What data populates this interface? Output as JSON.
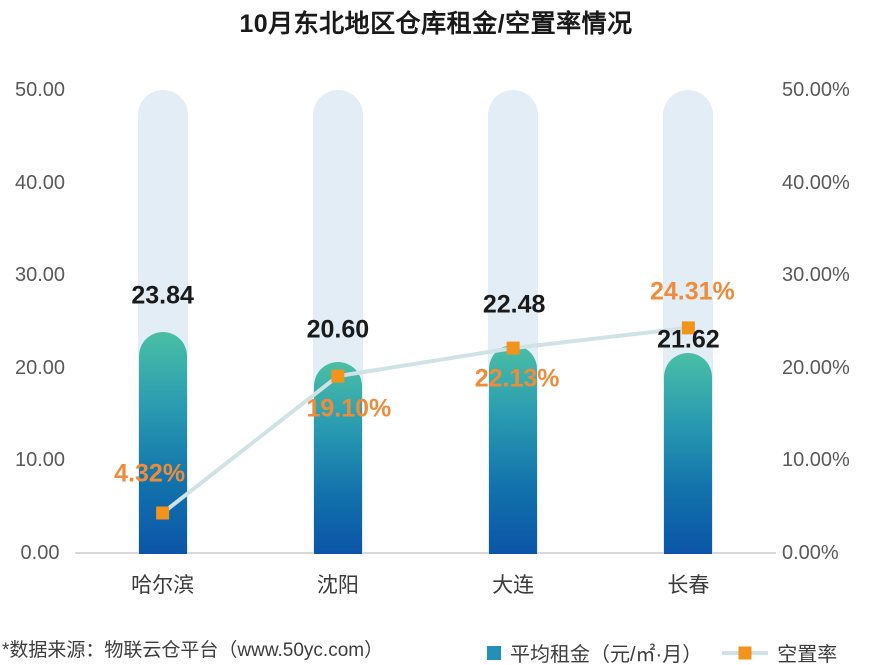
{
  "title": "10月东北地区仓库租金/空置率情况",
  "footer": "*数据来源：物联云仓平台（www.50yc.com）",
  "legend": {
    "rent_label": "平均租金（元/㎡·月）",
    "vacancy_label": "空置率"
  },
  "colors": {
    "bar_gradient_top": "#4abfa4",
    "bar_gradient_bottom": "#0b55a8",
    "pill": "#e3edf6",
    "line": "#cfe2e5",
    "marker": "#f2931b",
    "rent_label_text": "#1a1a1a",
    "vacancy_label_text": "#ee8c3c",
    "legend_square": "#2191b9",
    "axis_text": "#595959",
    "category_text": "#3a3a3a",
    "axis_line": "#d9d9d9"
  },
  "chart_data": {
    "type": "bar",
    "subtype": "bar+line dual-axis",
    "title": "10月东北地区仓库租金/空置率情况",
    "categories": [
      "哈尔滨",
      "沈阳",
      "大连",
      "长春"
    ],
    "series": [
      {
        "name": "平均租金（元/㎡·月）",
        "type": "bar",
        "axis": "left",
        "values": [
          23.84,
          20.6,
          22.48,
          21.62
        ],
        "labels": [
          "23.84",
          "20.60",
          "22.48",
          "21.62"
        ]
      },
      {
        "name": "空置率",
        "type": "line",
        "axis": "right",
        "values": [
          4.32,
          19.1,
          22.13,
          24.31
        ],
        "labels": [
          "4.32%",
          "19.10%",
          "22.13%",
          "24.31%"
        ]
      }
    ],
    "left_axis": {
      "min": 0,
      "max": 50,
      "ticks": [
        "50.00",
        "40.00",
        "30.00",
        "20.00",
        "10.00",
        "0.00"
      ]
    },
    "right_axis": {
      "min": 0,
      "max": 50,
      "ticks": [
        "50.00%",
        "40.00%",
        "30.00%",
        "20.00%",
        "10.00%",
        "0.00%"
      ]
    },
    "grid": false,
    "legend_position": "bottom"
  }
}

§ GIVEN REQUEST
Exactly reproduce each record, leaving out any pictures.

§ SOLUTION FOR THIS EXERCISE
What data populates this interface? Output as JSON.
{
  "title": "10月东北地区仓库租金/空置率情况",
  "footer": "*数据来源：物联云仓平台（www.50yc.com）",
  "legend": {
    "rent_label": "平均租金（元/㎡·月）",
    "vacancy_label": "空置率"
  },
  "colors": {
    "bar_gradient_top": "#4abfa4",
    "bar_gradient_bottom": "#0b55a8",
    "pill": "#e3edf6",
    "line": "#cfe2e5",
    "marker": "#f2931b",
    "rent_label_text": "#1a1a1a",
    "vacancy_label_text": "#ee8c3c",
    "legend_square": "#2191b9",
    "axis_text": "#595959",
    "category_text": "#3a3a3a",
    "axis_line": "#d9d9d9"
  },
  "chart_data": {
    "type": "bar",
    "subtype": "bar+line dual-axis",
    "title": "10月东北地区仓库租金/空置率情况",
    "categories": [
      "哈尔滨",
      "沈阳",
      "大连",
      "长春"
    ],
    "series": [
      {
        "name": "平均租金（元/㎡·月）",
        "type": "bar",
        "axis": "left",
        "values": [
          23.84,
          20.6,
          22.48,
          21.62
        ],
        "labels": [
          "23.84",
          "20.60",
          "22.48",
          "21.62"
        ]
      },
      {
        "name": "空置率",
        "type": "line",
        "axis": "right",
        "values": [
          4.32,
          19.1,
          22.13,
          24.31
        ],
        "labels": [
          "4.32%",
          "19.10%",
          "22.13%",
          "24.31%"
        ]
      }
    ],
    "left_axis": {
      "min": 0,
      "max": 50,
      "ticks": [
        "50.00",
        "40.00",
        "30.00",
        "20.00",
        "10.00",
        "0.00"
      ]
    },
    "right_axis": {
      "min": 0,
      "max": 50,
      "ticks": [
        "50.00%",
        "40.00%",
        "30.00%",
        "20.00%",
        "10.00%",
        "0.00%"
      ]
    },
    "grid": false,
    "legend_position": "bottom"
  }
}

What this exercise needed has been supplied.